The request: Will you give every entry again exactly as it stands?
:::::
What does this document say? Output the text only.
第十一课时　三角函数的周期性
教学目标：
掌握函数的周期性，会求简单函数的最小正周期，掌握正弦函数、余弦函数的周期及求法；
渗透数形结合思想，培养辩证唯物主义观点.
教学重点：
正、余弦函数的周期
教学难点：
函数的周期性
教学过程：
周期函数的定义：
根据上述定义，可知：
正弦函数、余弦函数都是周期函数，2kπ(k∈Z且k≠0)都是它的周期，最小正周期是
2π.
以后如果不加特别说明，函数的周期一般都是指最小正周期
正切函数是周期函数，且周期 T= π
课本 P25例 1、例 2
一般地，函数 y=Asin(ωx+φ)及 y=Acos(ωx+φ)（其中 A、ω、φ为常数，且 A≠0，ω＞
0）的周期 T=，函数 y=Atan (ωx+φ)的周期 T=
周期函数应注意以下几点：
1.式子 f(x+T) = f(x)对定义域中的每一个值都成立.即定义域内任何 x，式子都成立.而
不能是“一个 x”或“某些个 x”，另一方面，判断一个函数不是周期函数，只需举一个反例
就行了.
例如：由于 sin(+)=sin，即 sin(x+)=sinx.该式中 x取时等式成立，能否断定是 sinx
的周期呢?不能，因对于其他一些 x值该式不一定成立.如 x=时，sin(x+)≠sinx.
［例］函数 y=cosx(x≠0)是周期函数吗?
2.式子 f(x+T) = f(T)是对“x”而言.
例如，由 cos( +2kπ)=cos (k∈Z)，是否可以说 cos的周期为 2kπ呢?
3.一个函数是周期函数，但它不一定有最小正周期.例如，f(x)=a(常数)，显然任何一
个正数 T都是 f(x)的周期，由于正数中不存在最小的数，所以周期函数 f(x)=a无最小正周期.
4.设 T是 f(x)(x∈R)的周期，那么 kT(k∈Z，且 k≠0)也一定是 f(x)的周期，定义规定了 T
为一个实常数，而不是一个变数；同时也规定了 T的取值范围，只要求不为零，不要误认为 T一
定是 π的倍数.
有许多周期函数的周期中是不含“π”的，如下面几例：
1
:::::
Complete answer:
What does this document say? Output the text only.
第十一课时　三角函数的周期性
教学目标：
掌握函数的周期性，会求简单函数的最小正周期，掌握正弦函数、余弦函数的周期及求法；
渗透数形结合思想，培养辩证唯物主义观点.
教学重点：
正、余弦函数的周期
教学难点：
函数的周期性
教学过程：
周期函数的定义：
根据上述定义，可知：
正弦函数、余弦函数都是周期函数，2kπ(k∈Z且k≠0)都是它的周期，最小正周期是
2π.
以后如果不加特别说明，函数的周期一般都是指最小正周期
正切函数是周期函数，且周期 T= π
课本 P25例 1、例 2
一般地，函数 y=Asin(ωx+φ)及 y=Acos(ωx+φ)（其中 A、ω、φ为常数，且 A≠0，ω＞
0）的周期 T=，函数 y=Atan (ωx+φ)的周期 T=
周期函数应注意以下几点：
1.式子 f(x+T) = f(x)对定义域中的每一个值都成立.即定义域内任何 x，式子都成立.而
不能是“一个 x”或“某些个 x”，另一方面，判断一个函数不是周期函数，只需举一个反例
就行了.
例如：由于 sin(+)=sin，即 sin(x+)=sinx.该式中 x取时等式成立，能否断定是 sinx
的周期呢?不能，因对于其他一些 x值该式不一定成立.如 x=时，sin(x+)≠sinx.
［例］函数 y=cosx(x≠0)是周期函数吗?
2.式子 f(x+T) = f(T)是对“x”而言.
例如，由 cos( +2kπ)=cos (k∈Z)，是否可以说 cos的周期为 2kπ呢?
3.一个函数是周期函数，但它不一定有最小正周期.例如，f(x)=a(常数)，显然任何一
个正数 T都是 f(x)的周期，由于正数中不存在最小的数，所以周期函数 f(x)=a无最小正周期.
4.设 T是 f(x)(x∈R)的周期，那么 kT(k∈Z，且 k≠0)也一定是 f(x)的周期，定义规定了 T
为一个实常数，而不是一个变数；同时也规定了 T的取值范围，只要求不为零，不要误认为 T一
定是 π的倍数.
有许多周期函数的周期中是不含“π”的，如下面几例：
1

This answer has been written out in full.